▶ Aim of the task:
Copy out all of the material exactly.

───── Dataset

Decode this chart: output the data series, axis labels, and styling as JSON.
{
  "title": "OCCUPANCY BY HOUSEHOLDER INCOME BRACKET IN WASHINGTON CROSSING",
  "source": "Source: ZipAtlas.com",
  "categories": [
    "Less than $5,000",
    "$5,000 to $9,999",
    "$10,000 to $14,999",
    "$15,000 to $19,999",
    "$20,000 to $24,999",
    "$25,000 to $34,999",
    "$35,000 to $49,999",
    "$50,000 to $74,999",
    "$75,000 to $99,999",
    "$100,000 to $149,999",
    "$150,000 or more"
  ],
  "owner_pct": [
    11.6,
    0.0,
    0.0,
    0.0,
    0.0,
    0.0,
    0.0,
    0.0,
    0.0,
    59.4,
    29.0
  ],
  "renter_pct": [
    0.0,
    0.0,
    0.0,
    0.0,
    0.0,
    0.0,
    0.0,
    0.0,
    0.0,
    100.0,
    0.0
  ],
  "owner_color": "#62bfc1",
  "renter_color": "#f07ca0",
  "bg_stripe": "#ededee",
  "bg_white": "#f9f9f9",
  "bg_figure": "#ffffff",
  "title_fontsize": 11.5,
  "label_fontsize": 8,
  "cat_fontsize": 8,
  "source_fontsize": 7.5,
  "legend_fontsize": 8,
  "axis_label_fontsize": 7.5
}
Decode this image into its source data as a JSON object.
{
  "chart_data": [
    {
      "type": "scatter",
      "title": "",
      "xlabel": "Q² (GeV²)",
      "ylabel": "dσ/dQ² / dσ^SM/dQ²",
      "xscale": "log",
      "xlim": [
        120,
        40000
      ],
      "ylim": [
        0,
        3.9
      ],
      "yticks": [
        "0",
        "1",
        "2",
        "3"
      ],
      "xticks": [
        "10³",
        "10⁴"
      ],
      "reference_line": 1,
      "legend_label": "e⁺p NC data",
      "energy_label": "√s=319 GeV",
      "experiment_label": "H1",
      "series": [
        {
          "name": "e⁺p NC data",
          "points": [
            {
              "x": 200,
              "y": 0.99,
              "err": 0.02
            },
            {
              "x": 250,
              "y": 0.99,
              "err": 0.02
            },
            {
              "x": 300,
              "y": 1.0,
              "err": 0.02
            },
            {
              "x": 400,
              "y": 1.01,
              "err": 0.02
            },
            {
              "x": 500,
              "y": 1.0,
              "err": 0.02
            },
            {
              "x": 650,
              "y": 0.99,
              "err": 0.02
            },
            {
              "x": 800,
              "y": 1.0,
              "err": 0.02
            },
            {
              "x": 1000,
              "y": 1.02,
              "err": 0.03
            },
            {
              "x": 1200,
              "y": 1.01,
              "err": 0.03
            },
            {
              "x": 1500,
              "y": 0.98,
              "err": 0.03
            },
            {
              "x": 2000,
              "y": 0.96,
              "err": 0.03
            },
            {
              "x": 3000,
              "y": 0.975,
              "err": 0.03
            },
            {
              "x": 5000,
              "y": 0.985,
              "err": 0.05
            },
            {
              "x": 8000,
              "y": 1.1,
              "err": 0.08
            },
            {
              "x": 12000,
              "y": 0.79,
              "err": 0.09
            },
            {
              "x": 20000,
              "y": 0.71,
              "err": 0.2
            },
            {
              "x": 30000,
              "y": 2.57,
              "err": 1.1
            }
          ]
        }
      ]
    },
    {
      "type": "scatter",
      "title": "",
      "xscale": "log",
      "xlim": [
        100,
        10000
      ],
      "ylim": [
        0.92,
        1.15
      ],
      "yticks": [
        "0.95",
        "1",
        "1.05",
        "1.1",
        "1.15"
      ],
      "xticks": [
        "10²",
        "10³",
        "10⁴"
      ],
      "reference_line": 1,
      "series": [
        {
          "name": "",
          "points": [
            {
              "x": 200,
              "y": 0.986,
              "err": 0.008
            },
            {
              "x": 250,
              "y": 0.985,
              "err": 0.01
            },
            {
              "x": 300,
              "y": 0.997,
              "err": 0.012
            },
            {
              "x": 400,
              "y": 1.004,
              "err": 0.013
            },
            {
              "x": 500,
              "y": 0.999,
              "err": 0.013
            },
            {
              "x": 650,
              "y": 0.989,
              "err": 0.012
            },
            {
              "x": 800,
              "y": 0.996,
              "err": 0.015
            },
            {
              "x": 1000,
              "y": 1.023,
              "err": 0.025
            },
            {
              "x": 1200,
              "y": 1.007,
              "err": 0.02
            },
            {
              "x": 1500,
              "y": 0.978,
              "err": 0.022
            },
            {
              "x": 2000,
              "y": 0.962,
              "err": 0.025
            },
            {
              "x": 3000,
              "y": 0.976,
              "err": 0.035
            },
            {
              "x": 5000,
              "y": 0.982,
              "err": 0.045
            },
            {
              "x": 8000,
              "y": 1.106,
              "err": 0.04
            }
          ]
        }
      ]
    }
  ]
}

──────────

▶ Task solution:
Decode this chart: output the data series, axis labels, and styling as JSON.
{
  "title": "OCCUPANCY BY HOUSEHOLDER INCOME BRACKET IN WASHINGTON CROSSING",
  "source": "Source: ZipAtlas.com",
  "categories": [
    "Less than $5,000",
    "$5,000 to $9,999",
    "$10,000 to $14,999",
    "$15,000 to $19,999",
    "$20,000 to $24,999",
    "$25,000 to $34,999",
    "$35,000 to $49,999",
    "$50,000 to $74,999",
    "$75,000 to $99,999",
    "$100,000 to $149,999",
    "$150,000 or more"
  ],
  "owner_pct": [
    11.6,
    0.0,
    0.0,
    0.0,
    0.0,
    0.0,
    0.0,
    0.0,
    0.0,
    59.4,
    29.0
  ],
  "renter_pct": [
    0.0,
    0.0,
    0.0,
    0.0,
    0.0,
    0.0,
    0.0,
    0.0,
    0.0,
    100.0,
    0.0
  ],
  "owner_color": "#62bfc1",
  "renter_color": "#f07ca0",
  "bg_stripe": "#ededee",
  "bg_white": "#f9f9f9",
  "bg_figure": "#ffffff",
  "title_fontsize": 11.5,
  "label_fontsize": 8,
  "cat_fontsize": 8,
  "source_fontsize": 7.5,
  "legend_fontsize": 8,
  "axis_label_fontsize": 7.5
}
Decode this image into its source data as a JSON object.
{
  "chart_data": [
    {
      "type": "scatter",
      "title": "",
      "xlabel": "Q² (GeV²)",
      "ylabel": "dσ/dQ² / dσ^SM/dQ²",
      "xscale": "log",
      "xlim": [
        120,
        40000
      ],
      "ylim": [
        0,
        3.9
      ],
      "yticks": [
        "0",
        "1",
        "2",
        "3"
      ],
      "xticks": [
        "10³",
        "10⁴"
      ],
      "reference_line": 1,
      "legend_label": "e⁺p NC data",
      "energy_label": "√s=319 GeV",
      "experiment_label": "H1",
      "series": [
        {
          "name": "e⁺p NC data",
          "points": [
            {
              "x": 200,
              "y": 0.99,
              "err": 0.02
            },
            {
              "x": 250,
              "y": 0.99,
              "err": 0.02
            },
            {
              "x": 300,
              "y": 1.0,
              "err": 0.02
            },
            {
              "x": 400,
              "y": 1.01,
              "err": 0.02
            },
            {
              "x": 500,
              "y": 1.0,
              "err": 0.02
            },
            {
              "x": 650,
              "y": 0.99,
              "err": 0.02
            },
            {
              "x": 800,
              "y": 1.0,
              "err": 0.02
            },
            {
              "x": 1000,
              "y": 1.02,
              "err": 0.03
            },
            {
              "x": 1200,
              "y": 1.01,
              "err": 0.03
            },
            {
              "x": 1500,
              "y": 0.98,
              "err": 0.03
            },
            {
              "x": 2000,
              "y": 0.96,
              "err": 0.03
            },
            {
              "x": 3000,
              "y": 0.975,
              "err": 0.03
            },
            {
              "x": 5000,
              "y": 0.985,
              "err": 0.05
            },
            {
              "x": 8000,
              "y": 1.1,
              "err": 0.08
            },
            {
              "x": 12000,
              "y": 0.79,
              "err": 0.09
            },
            {
              "x": 20000,
              "y": 0.71,
              "err": 0.2
            },
            {
              "x": 30000,
              "y": 2.57,
              "err": 1.1
            }
          ]
        }
      ]
    },
    {
      "type": "scatter",
      "title": "",
      "xscale": "log",
      "xlim": [
        100,
        10000
      ],
      "ylim": [
        0.92,
        1.15
      ],
      "yticks": [
        "0.95",
        "1",
        "1.05",
        "1.1",
        "1.15"
      ],
      "xticks": [
        "10²",
        "10³",
        "10⁴"
      ],
      "reference_line": 1,
      "series": [
        {
          "name": "",
          "points": [
            {
              "x": 200,
              "y": 0.986,
              "err": 0.008
            },
            {
              "x": 250,
              "y": 0.985,
              "err": 0.01
            },
            {
              "x": 300,
              "y": 0.997,
              "err": 0.012
            },
            {
              "x": 400,
              "y": 1.004,
              "err": 0.013
            },
            {
              "x": 500,
              "y": 0.999,
              "err": 0.013
            },
            {
              "x": 650,
              "y": 0.989,
              "err": 0.012
            },
            {
              "x": 800,
              "y": 0.996,
              "err": 0.015
            },
            {
              "x": 1000,
              "y": 1.023,
              "err": 0.025
            },
            {
              "x": 1200,
              "y": 1.007,
              "err": 0.02
            },
            {
              "x": 1500,
              "y": 0.978,
              "err": 0.022
            },
            {
              "x": 2000,
              "y": 0.962,
              "err": 0.025
            },
            {
              "x": 3000,
              "y": 0.976,
              "err": 0.035
            },
            {
              "x": 5000,
              "y": 0.982,
              "err": 0.045
            },
            {
              "x": 8000,
              "y": 1.106,
              "err": 0.04
            }
          ]
        }
      ]
    }
  ]
}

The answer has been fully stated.